Data for processing:
------------------------------

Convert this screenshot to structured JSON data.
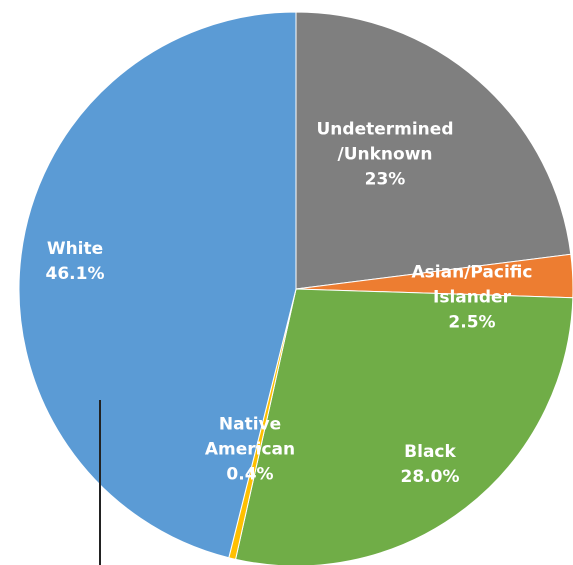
{
  "chart_data": {
    "type": "pie",
    "categories": [
      "Undetermined\n/Unknown",
      "Asian/Pacific\nIslander",
      "Black",
      "Native\nAmerican",
      "White"
    ],
    "values": [
      23,
      2.5,
      28.0,
      0.4,
      46.1
    ],
    "value_labels": [
      "23%",
      "2.5%",
      "28.0%",
      "0.4%",
      "46.1%"
    ],
    "colors": [
      "#7f7f7f",
      "#ed7d31",
      "#70ad47",
      "#ffc000",
      "#5b9bd5"
    ]
  }
}
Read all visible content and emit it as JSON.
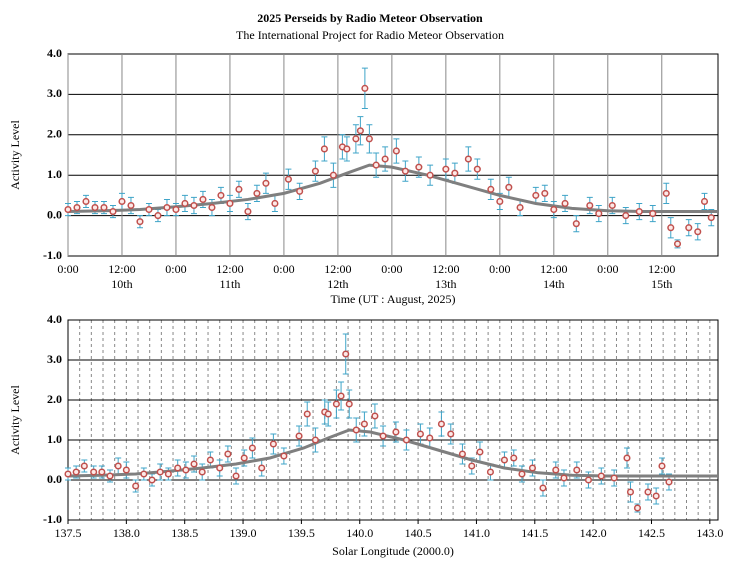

------------------------------

Exercise:
Please transcribe the material above exactly as written. Leave the pictures out.

The output:
Convert this screenshot to structured JSON data.
{
  "chart_data": {
    "type": "pie",
    "categories": [
      "Undetermined\n/Unknown",
      "Asian/Pacific\nIslander",
      "Black",
      "Native\nAmerican",
      "White"
    ],
    "values": [
      23,
      2.5,
      28.0,
      0.4,
      46.1
    ],
    "value_labels": [
      "23%",
      "2.5%",
      "28.0%",
      "0.4%",
      "46.1%"
    ],
    "colors": [
      "#7f7f7f",
      "#ed7d31",
      "#70ad47",
      "#ffc000",
      "#5b9bd5"
    ]
  }
}
Read all visible content and emit it as JSON.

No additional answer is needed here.